— start of Working data —

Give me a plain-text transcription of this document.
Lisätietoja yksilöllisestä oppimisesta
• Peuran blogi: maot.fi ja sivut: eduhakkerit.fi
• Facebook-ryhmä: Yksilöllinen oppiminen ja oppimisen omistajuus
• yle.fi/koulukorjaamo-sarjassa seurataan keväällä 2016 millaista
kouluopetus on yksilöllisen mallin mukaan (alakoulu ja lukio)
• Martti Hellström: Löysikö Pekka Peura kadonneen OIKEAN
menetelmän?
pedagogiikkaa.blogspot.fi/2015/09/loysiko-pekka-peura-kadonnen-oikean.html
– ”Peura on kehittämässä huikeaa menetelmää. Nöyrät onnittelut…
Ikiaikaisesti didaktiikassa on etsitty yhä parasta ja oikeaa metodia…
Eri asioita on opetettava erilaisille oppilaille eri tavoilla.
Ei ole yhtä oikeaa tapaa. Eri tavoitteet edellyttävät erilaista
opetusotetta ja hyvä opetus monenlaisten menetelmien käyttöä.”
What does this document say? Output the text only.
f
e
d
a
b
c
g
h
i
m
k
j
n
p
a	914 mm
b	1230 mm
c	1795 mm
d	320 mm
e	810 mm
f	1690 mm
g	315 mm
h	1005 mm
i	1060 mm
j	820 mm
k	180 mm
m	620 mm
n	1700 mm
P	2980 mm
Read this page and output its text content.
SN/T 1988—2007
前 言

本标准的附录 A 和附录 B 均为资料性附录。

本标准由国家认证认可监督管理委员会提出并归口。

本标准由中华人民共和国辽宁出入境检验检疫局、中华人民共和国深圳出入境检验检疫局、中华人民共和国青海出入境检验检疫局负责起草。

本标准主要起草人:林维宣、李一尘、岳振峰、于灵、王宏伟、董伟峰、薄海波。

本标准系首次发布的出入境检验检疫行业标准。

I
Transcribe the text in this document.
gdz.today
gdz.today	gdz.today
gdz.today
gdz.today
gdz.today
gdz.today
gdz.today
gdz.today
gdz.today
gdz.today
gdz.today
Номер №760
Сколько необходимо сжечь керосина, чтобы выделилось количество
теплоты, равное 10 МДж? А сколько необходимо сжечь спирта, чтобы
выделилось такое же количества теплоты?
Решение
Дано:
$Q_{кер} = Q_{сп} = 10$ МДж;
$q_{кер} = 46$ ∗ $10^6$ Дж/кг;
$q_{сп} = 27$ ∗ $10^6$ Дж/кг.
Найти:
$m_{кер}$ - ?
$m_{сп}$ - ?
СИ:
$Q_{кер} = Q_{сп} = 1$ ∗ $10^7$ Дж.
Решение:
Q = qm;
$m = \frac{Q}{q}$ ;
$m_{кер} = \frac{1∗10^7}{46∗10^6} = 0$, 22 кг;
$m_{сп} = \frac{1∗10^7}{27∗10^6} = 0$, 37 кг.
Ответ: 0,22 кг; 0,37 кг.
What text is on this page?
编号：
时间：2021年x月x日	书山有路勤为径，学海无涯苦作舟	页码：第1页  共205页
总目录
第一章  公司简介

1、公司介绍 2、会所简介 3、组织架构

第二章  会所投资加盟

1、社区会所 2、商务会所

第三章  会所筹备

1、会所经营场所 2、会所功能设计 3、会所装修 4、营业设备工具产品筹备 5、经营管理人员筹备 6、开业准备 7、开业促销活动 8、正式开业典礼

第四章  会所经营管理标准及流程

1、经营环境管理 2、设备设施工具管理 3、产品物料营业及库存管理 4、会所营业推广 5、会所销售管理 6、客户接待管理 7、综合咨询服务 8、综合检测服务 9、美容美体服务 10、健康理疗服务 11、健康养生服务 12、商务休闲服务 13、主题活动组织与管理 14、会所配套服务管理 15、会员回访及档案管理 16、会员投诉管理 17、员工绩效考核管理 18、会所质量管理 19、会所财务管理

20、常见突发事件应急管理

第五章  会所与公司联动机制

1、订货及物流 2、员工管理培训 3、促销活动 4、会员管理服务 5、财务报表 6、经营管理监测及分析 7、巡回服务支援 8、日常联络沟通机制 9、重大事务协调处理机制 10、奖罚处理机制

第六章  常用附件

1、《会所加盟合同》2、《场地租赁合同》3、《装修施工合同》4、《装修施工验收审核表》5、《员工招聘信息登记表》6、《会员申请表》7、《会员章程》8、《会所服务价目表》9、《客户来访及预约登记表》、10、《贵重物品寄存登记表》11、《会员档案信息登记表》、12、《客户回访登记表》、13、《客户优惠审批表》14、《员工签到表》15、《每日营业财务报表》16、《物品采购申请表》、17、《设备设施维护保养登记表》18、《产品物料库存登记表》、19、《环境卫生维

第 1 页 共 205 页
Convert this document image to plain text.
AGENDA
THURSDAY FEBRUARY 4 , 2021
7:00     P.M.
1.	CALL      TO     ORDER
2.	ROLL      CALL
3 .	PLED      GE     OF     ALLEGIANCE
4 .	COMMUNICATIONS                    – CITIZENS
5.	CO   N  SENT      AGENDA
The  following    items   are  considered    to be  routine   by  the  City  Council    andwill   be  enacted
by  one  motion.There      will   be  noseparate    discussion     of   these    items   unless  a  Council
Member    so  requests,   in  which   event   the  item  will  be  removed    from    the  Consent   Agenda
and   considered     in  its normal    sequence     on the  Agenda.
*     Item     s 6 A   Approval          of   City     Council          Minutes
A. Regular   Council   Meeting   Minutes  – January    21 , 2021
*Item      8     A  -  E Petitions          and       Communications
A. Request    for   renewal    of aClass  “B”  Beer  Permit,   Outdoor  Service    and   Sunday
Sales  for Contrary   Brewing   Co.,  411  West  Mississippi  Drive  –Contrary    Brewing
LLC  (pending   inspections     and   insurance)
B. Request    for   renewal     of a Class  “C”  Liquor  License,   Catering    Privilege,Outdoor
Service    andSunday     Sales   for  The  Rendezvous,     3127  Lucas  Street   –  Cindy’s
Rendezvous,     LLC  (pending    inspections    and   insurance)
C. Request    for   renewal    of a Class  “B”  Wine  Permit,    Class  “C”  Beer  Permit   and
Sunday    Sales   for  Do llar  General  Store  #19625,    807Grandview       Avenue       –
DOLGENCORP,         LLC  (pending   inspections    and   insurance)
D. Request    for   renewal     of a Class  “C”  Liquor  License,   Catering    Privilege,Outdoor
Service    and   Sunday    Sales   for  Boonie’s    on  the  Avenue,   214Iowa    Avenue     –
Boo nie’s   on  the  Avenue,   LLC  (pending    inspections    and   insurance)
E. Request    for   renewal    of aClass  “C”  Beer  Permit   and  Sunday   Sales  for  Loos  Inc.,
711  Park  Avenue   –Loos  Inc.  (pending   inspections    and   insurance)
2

— end of Working data —

- Given exercise -
Collect every line with the string "Privilege" from the records, and copy each.

- Worked answer -
B. Request    for   renewal     of a Class  “C”  Liquor  License,   Catering    Privilege,Outdoor
D. Request    for   renewal     of a Class  “C”  Liquor  License,   Catering    Privilege,Outdoor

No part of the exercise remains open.